**REQUIRED TASK**
Scan the listing below. Report each line that includes "JSON".

(Saved data entries)
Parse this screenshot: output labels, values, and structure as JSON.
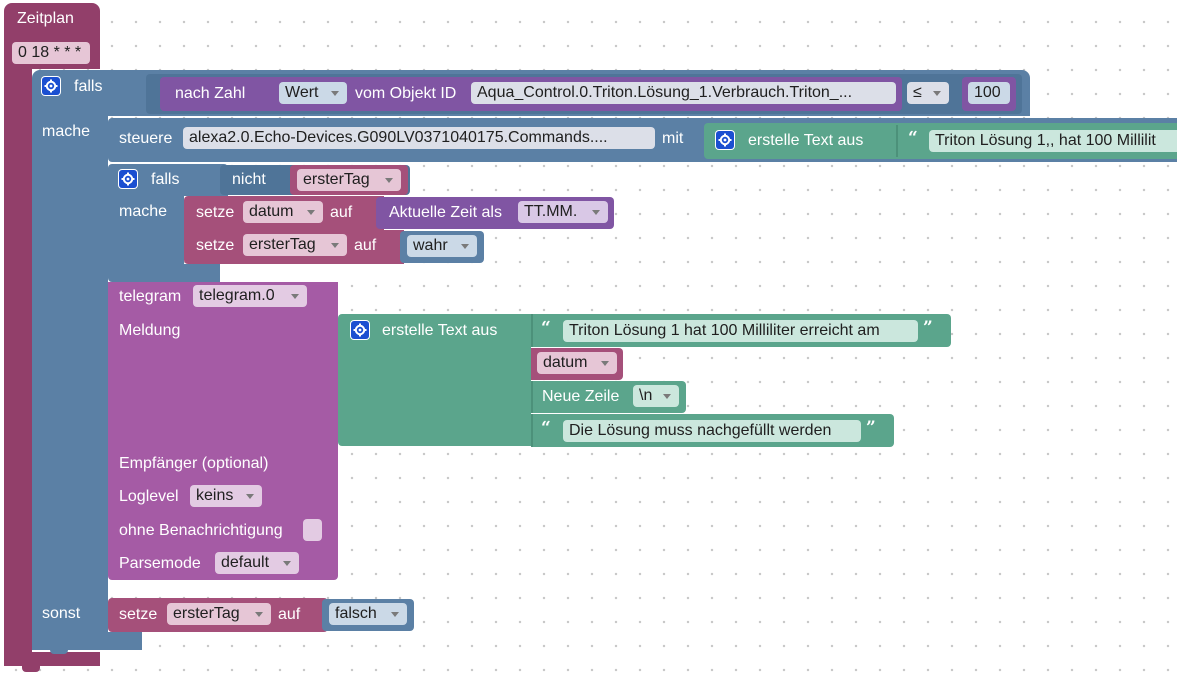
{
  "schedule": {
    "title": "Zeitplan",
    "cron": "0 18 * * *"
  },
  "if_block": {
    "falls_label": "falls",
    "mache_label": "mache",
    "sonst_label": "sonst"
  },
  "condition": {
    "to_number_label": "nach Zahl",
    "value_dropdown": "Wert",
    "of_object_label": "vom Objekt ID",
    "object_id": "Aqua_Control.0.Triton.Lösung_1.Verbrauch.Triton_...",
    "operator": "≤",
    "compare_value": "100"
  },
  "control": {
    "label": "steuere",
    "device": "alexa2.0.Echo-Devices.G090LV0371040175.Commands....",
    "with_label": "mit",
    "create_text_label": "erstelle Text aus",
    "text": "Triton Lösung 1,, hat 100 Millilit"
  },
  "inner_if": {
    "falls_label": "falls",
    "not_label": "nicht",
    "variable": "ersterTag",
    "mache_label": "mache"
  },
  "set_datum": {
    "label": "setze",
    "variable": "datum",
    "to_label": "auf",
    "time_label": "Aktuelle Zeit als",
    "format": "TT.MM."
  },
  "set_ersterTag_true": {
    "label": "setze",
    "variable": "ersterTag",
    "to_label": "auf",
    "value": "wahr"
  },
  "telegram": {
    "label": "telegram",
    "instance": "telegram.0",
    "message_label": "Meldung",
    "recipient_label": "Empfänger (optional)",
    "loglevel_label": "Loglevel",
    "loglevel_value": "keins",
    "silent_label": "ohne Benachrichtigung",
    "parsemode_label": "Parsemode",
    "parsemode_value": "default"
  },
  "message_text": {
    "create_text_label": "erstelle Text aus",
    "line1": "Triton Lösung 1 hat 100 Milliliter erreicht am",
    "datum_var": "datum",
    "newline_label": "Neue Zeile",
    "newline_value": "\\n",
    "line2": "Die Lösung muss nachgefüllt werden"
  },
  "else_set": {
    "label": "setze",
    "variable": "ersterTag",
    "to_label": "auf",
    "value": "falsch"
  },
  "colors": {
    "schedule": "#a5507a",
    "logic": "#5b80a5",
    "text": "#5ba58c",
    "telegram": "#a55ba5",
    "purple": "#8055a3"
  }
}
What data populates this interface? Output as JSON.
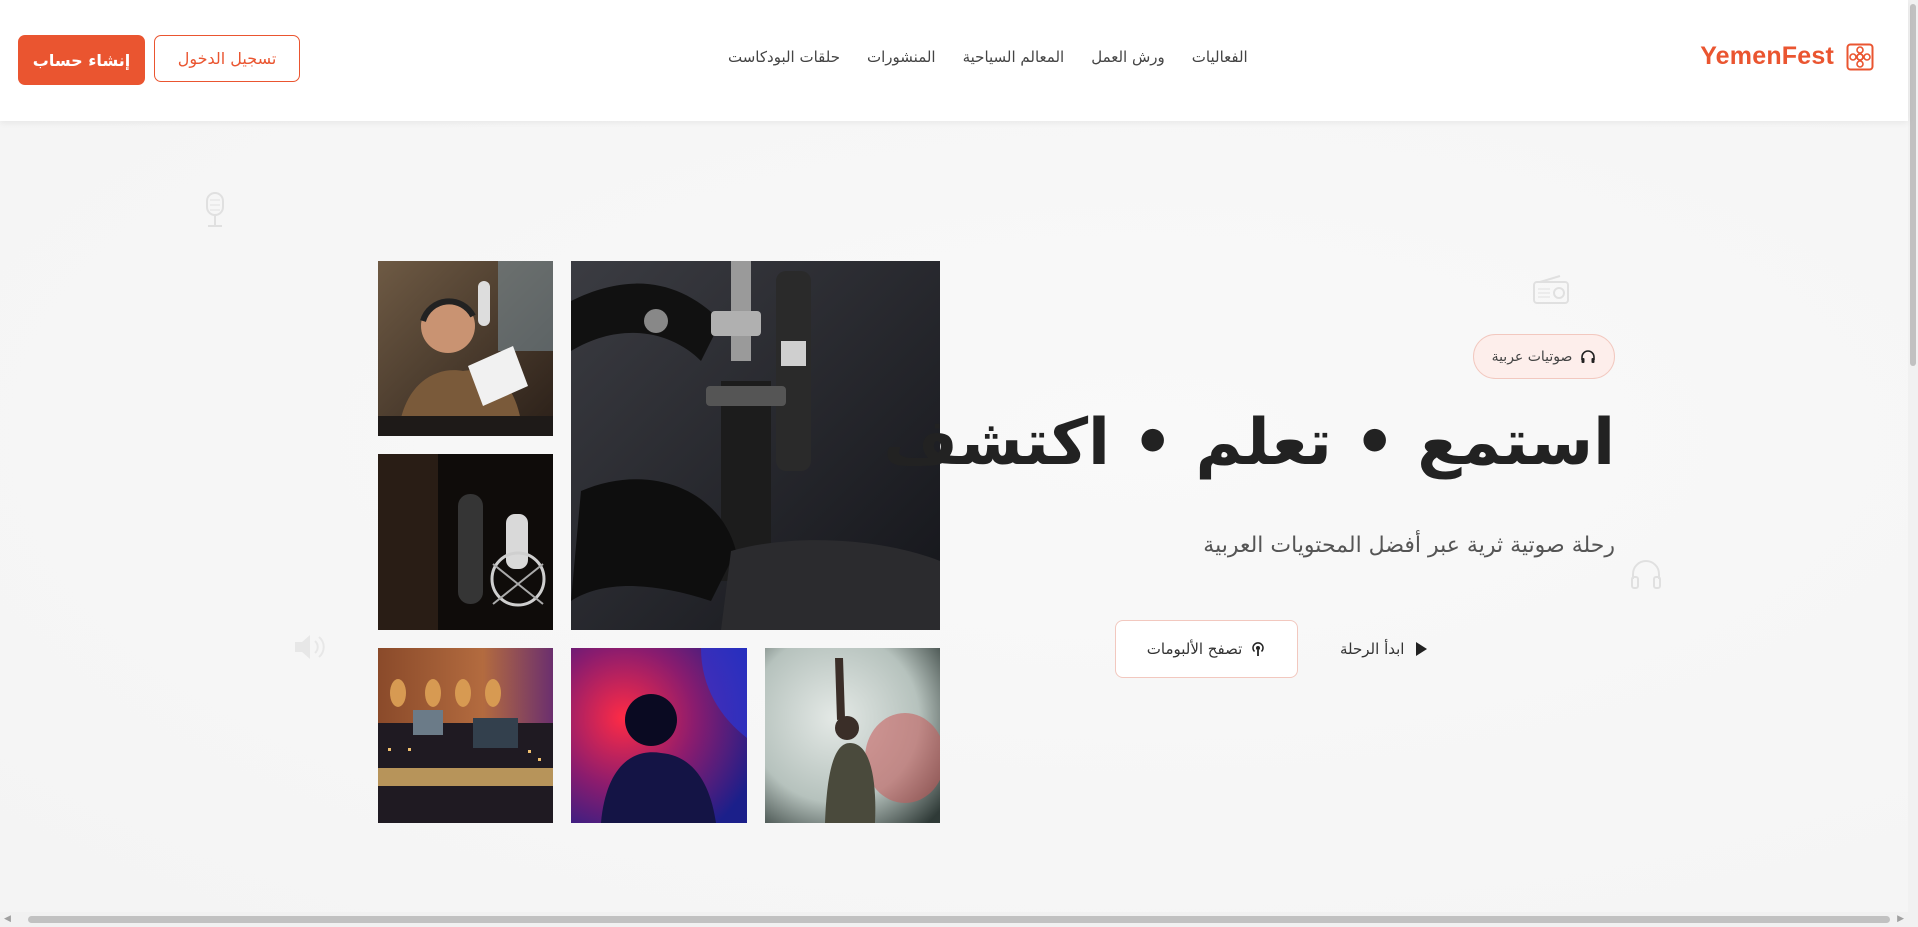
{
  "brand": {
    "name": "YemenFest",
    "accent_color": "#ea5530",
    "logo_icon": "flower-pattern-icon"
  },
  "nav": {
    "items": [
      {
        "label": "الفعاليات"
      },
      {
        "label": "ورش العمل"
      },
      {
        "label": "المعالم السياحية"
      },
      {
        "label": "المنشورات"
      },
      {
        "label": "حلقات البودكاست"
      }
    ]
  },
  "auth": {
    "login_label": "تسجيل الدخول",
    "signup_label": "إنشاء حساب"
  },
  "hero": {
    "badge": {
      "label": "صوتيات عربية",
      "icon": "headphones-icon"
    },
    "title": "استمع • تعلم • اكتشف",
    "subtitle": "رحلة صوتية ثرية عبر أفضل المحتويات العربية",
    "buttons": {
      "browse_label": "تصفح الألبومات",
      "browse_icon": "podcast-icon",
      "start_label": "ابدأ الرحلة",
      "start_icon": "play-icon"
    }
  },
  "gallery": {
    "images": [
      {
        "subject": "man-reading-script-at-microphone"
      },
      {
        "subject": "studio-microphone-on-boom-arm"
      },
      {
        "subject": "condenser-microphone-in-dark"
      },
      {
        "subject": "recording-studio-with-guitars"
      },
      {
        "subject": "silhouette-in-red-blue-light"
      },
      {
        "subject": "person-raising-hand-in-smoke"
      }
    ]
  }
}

**SOLUTION TO THIS PROBLEM**
Parse this screenshot: output labels, values, and structure as JSON.
What data populates this interface? Output as JSON.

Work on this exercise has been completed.